**TASK**: Repeat the records verbatim and leave the pictures out of your copy.

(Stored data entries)
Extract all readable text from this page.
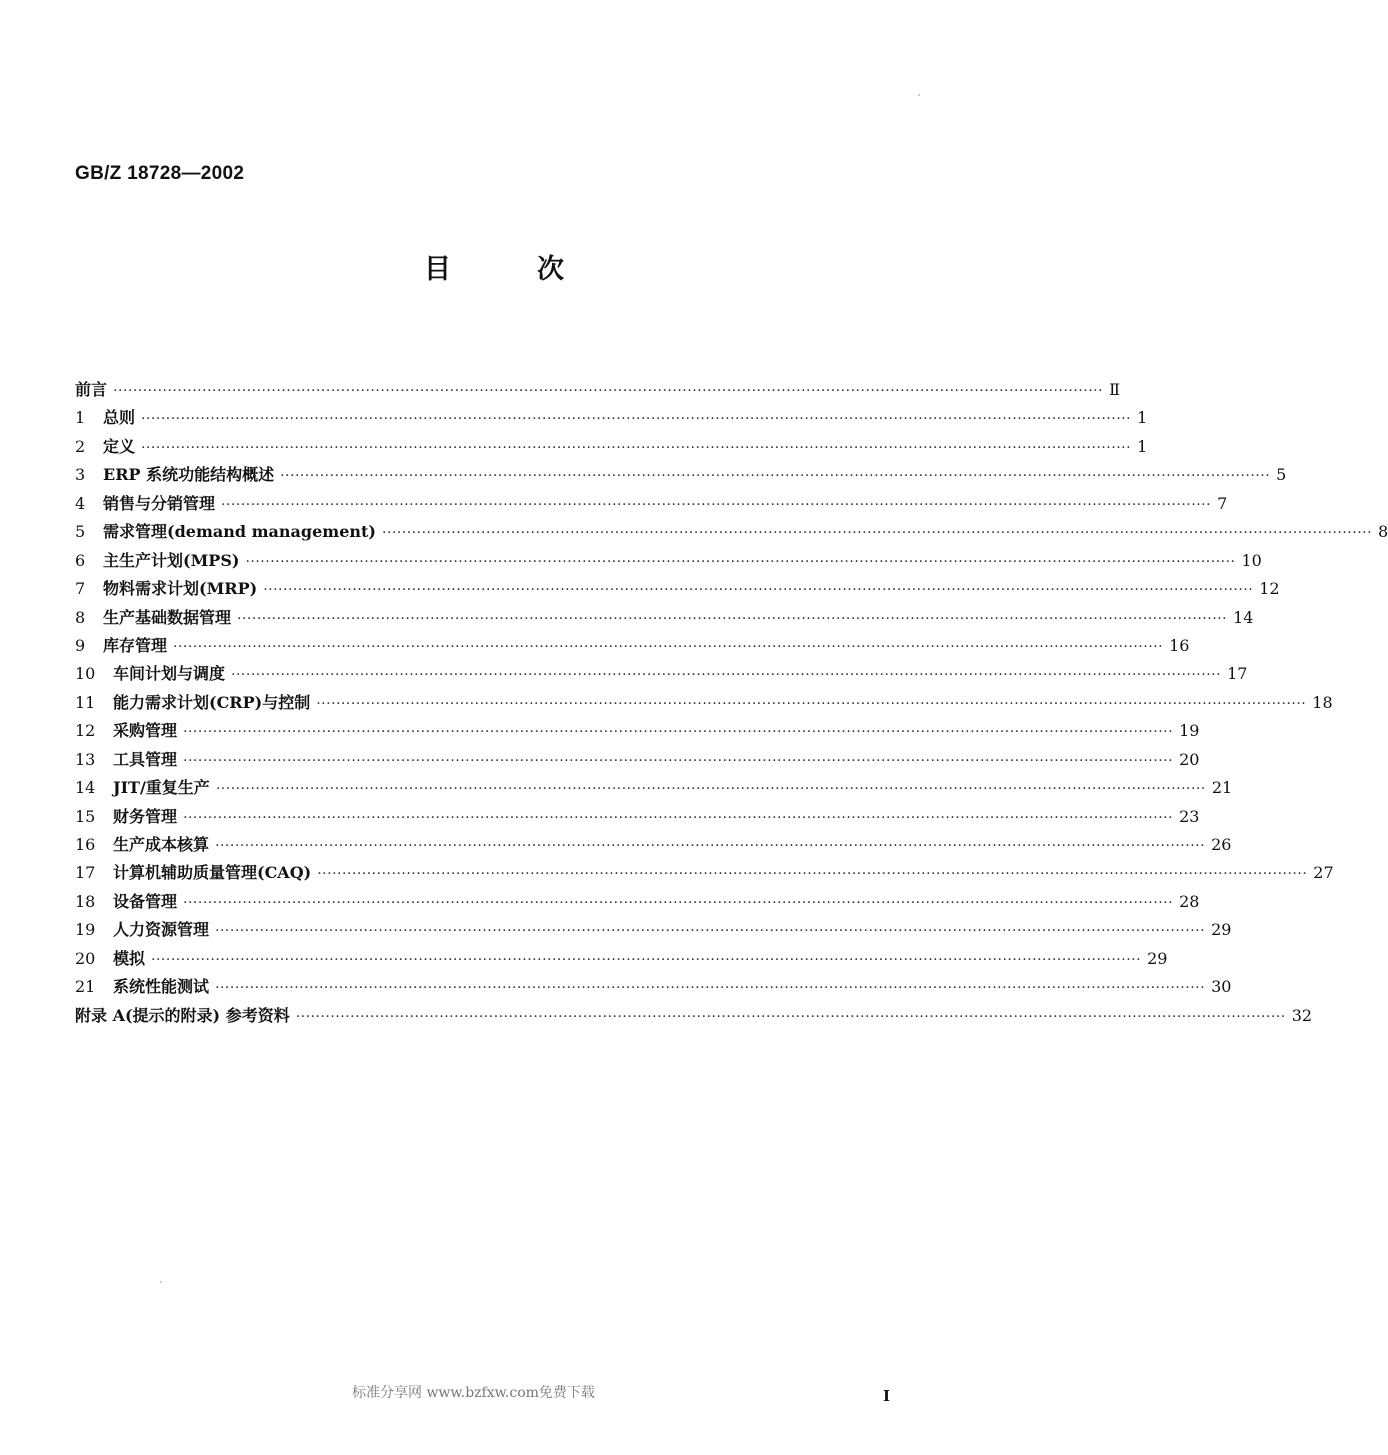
GB/Z 18728—2002
目次
前言 ········································································································································································································ Ⅱ
1	总则 ········································································································································································································ 1
2	定义 ········································································································································································································ 1
3	ERP 系统功能结构概述 ········································································································································································································ 5
4	销售与分销管理 ········································································································································································································ 7
5	需求管理(demand management) ········································································································································································································ 8
6	主生产计划(MPS) ········································································································································································································ 10
7	物料需求计划(MRP) ········································································································································································································ 12
8	生产基础数据管理 ········································································································································································································ 14
9	库存管理 ········································································································································································································ 16
10	车间计划与调度 ········································································································································································································ 17
11	能力需求计划(CRP)与控制 ········································································································································································································ 18
12	采购管理 ········································································································································································································ 19
13	工具管理 ········································································································································································································ 20
14	JIT/重复生产 ········································································································································································································ 21
15	财务管理 ········································································································································································································ 23
16	生产成本核算 ········································································································································································································ 26
17	计算机辅助质量管理(CAQ) ········································································································································································································ 27
18	设备管理 ········································································································································································································ 28
19	人力资源管理 ········································································································································································································ 29
20	模拟 ········································································································································································································ 29
21	系统性能测试 ········································································································································································································ 30
附录 A(提示的附录) 参考资料 ········································································································································································································ 32
标准分享网 www.bzfxw.com免费下载	I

**SOLVED EXERCISE**:
Extract all readable text from this page.
GB/Z 18728—2002
目次
前言 ········································································································································································································ Ⅱ
1	总则 ········································································································································································································ 1
2	定义 ········································································································································································································ 1
3	ERP 系统功能结构概述 ········································································································································································································ 5
4	销售与分销管理 ········································································································································································································ 7
5	需求管理(demand management) ········································································································································································································ 8
6	主生产计划(MPS) ········································································································································································································ 10
7	物料需求计划(MRP) ········································································································································································································ 12
8	生产基础数据管理 ········································································································································································································ 14
9	库存管理 ········································································································································································································ 16
10	车间计划与调度 ········································································································································································································ 17
11	能力需求计划(CRP)与控制 ········································································································································································································ 18
12	采购管理 ········································································································································································································ 19
13	工具管理 ········································································································································································································ 20
14	JIT/重复生产 ········································································································································································································ 21
15	财务管理 ········································································································································································································ 23
16	生产成本核算 ········································································································································································································ 26
17	计算机辅助质量管理(CAQ) ········································································································································································································ 27
18	设备管理 ········································································································································································································ 28
19	人力资源管理 ········································································································································································································ 29
20	模拟 ········································································································································································································ 29
21	系统性能测试 ········································································································································································································ 30
附录 A(提示的附录) 参考资料 ········································································································································································································ 32
标准分享网 www.bzfxw.com免费下载	I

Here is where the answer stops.